# [Do this]
Transcribe the material verbatim in full; the pictures do not belong in the copy.

# [Data rows]
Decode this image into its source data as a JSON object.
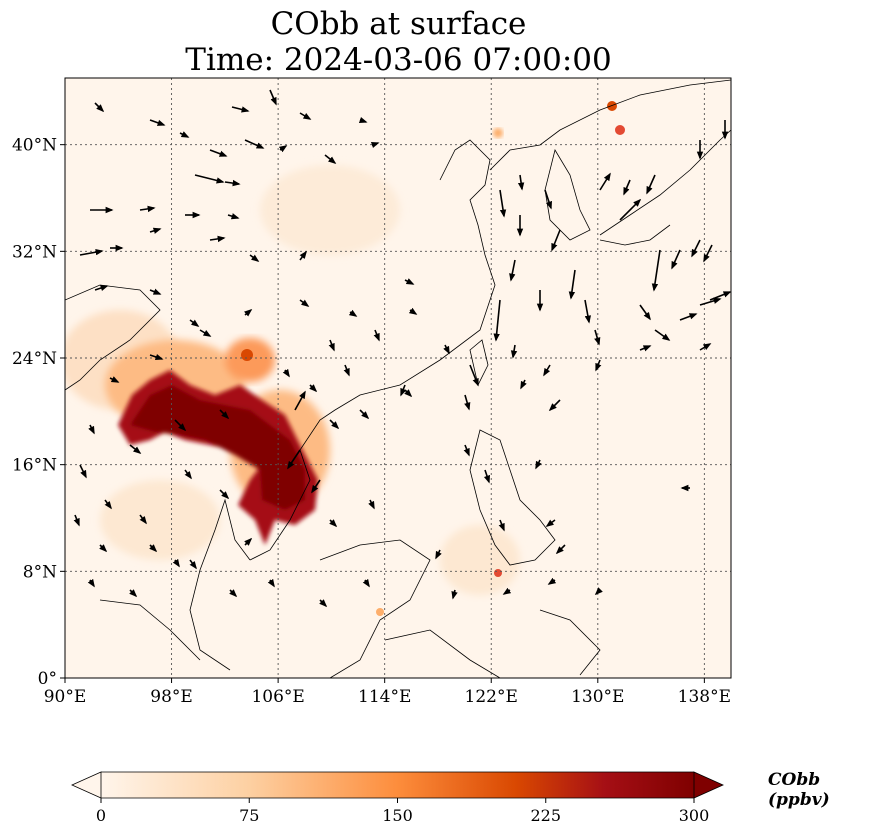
{
  "title_line1": "CObb at surface",
  "title_line2": "Time: 2024-03-06 07:00:00",
  "map": {
    "lon_range": [
      90,
      140
    ],
    "lat_range": [
      0,
      45
    ],
    "lon_ticks": [
      {
        "value": 90,
        "label": "90°E"
      },
      {
        "value": 98,
        "label": "98°E"
      },
      {
        "value": 106,
        "label": "106°E"
      },
      {
        "value": 114,
        "label": "114°E"
      },
      {
        "value": 122,
        "label": "122°E"
      },
      {
        "value": 130,
        "label": "130°E"
      },
      {
        "value": 138,
        "label": "138°E"
      }
    ],
    "lat_ticks": [
      {
        "value": 0,
        "label": "0°"
      },
      {
        "value": 8,
        "label": "8°N"
      },
      {
        "value": 16,
        "label": "16°N"
      },
      {
        "value": 24,
        "label": "24°N"
      },
      {
        "value": 32,
        "label": "32°N"
      },
      {
        "value": 40,
        "label": "40°N"
      }
    ],
    "gridlines": true,
    "background_color": "#fff5eb"
  },
  "colorbar": {
    "label": "CObb (ppbv)",
    "min": 0,
    "max": 300,
    "ticks": [
      {
        "value": 0,
        "label": "0"
      },
      {
        "value": 75,
        "label": "75"
      },
      {
        "value": 150,
        "label": "150"
      },
      {
        "value": 225,
        "label": "225"
      },
      {
        "value": 300,
        "label": "300"
      }
    ],
    "colors": [
      "#fff5eb",
      "#fdd0a2",
      "#fd8d3c",
      "#d94801",
      "#a50f15",
      "#7f0000"
    ]
  }
}
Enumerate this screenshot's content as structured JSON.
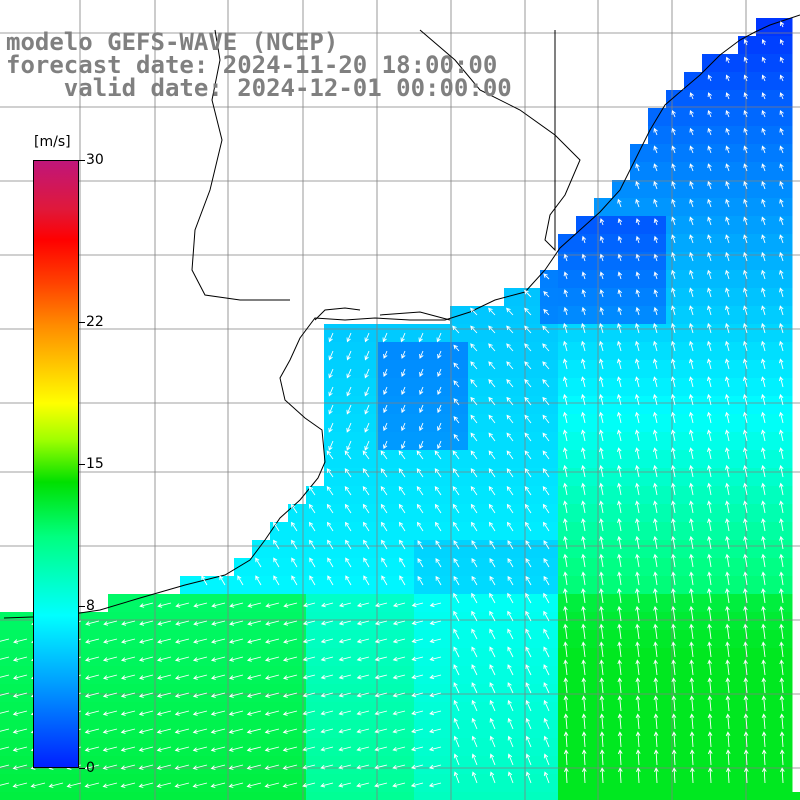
{
  "header": {
    "line1": "modelo GEFS-WAVE (NCEP)",
    "line2": "forecast date: 2024-11-20 18:00:00",
    "line3": "    valid date: 2024-12-01 00:00:00"
  },
  "colorbar": {
    "unit": "[m/s]",
    "min": 0,
    "max": 30,
    "ticks": [
      {
        "value": 30,
        "label": "30"
      },
      {
        "value": 22,
        "label": "22"
      },
      {
        "value": 15,
        "label": "15"
      },
      {
        "value": 8,
        "label": "8"
      },
      {
        "value": 0,
        "label": "0"
      }
    ]
  },
  "colors": {
    "land": "#ffffff",
    "grid": "#808080",
    "coast": "#000000",
    "arrow": "#ffffff",
    "speed_low": "#0020ff",
    "speed_mid": "#00ffff",
    "speed_high": "#00e000"
  },
  "map": {
    "field": "wind speed and direction",
    "region": "southern Brazil / Uruguay coast, South Atlantic",
    "grid_lines": "on"
  }
}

# [Solution for this task]
Decode this image into its source data as a JSON object.
{
  "title_line1": "CObb at surface",
  "title_line2": "Time: 2024-03-06 07:00:00",
  "map": {
    "lon_range": [
      90,
      140
    ],
    "lat_range": [
      0,
      45
    ],
    "lon_ticks": [
      {
        "value": 90,
        "label": "90°E"
      },
      {
        "value": 98,
        "label": "98°E"
      },
      {
        "value": 106,
        "label": "106°E"
      },
      {
        "value": 114,
        "label": "114°E"
      },
      {
        "value": 122,
        "label": "122°E"
      },
      {
        "value": 130,
        "label": "130°E"
      },
      {
        "value": 138,
        "label": "138°E"
      }
    ],
    "lat_ticks": [
      {
        "value": 0,
        "label": "0°"
      },
      {
        "value": 8,
        "label": "8°N"
      },
      {
        "value": 16,
        "label": "16°N"
      },
      {
        "value": 24,
        "label": "24°N"
      },
      {
        "value": 32,
        "label": "32°N"
      },
      {
        "value": 40,
        "label": "40°N"
      }
    ],
    "gridlines": true,
    "background_color": "#fff5eb"
  },
  "colorbar": {
    "label": "CObb (ppbv)",
    "min": 0,
    "max": 300,
    "ticks": [
      {
        "value": 0,
        "label": "0"
      },
      {
        "value": 75,
        "label": "75"
      },
      {
        "value": 150,
        "label": "150"
      },
      {
        "value": 225,
        "label": "225"
      },
      {
        "value": 300,
        "label": "300"
      }
    ],
    "colors": [
      "#fff5eb",
      "#fdd0a2",
      "#fd8d3c",
      "#d94801",
      "#a50f15",
      "#7f0000"
    ]
  }
}
Enumerate this screenshot's content as structured JSON.
{
  "header": {
    "line1": "modelo GEFS-WAVE (NCEP)",
    "line2": "forecast date: 2024-11-20 18:00:00",
    "line3": "    valid date: 2024-12-01 00:00:00"
  },
  "colorbar": {
    "unit": "[m/s]",
    "min": 0,
    "max": 30,
    "ticks": [
      {
        "value": 30,
        "label": "30"
      },
      {
        "value": 22,
        "label": "22"
      },
      {
        "value": 15,
        "label": "15"
      },
      {
        "value": 8,
        "label": "8"
      },
      {
        "value": 0,
        "label": "0"
      }
    ]
  },
  "colors": {
    "land": "#ffffff",
    "grid": "#808080",
    "coast": "#000000",
    "arrow": "#ffffff",
    "speed_low": "#0020ff",
    "speed_mid": "#00ffff",
    "speed_high": "#00e000"
  },
  "map": {
    "field": "wind speed and direction",
    "region": "southern Brazil / Uruguay coast, South Atlantic",
    "grid_lines": "on"
  }
}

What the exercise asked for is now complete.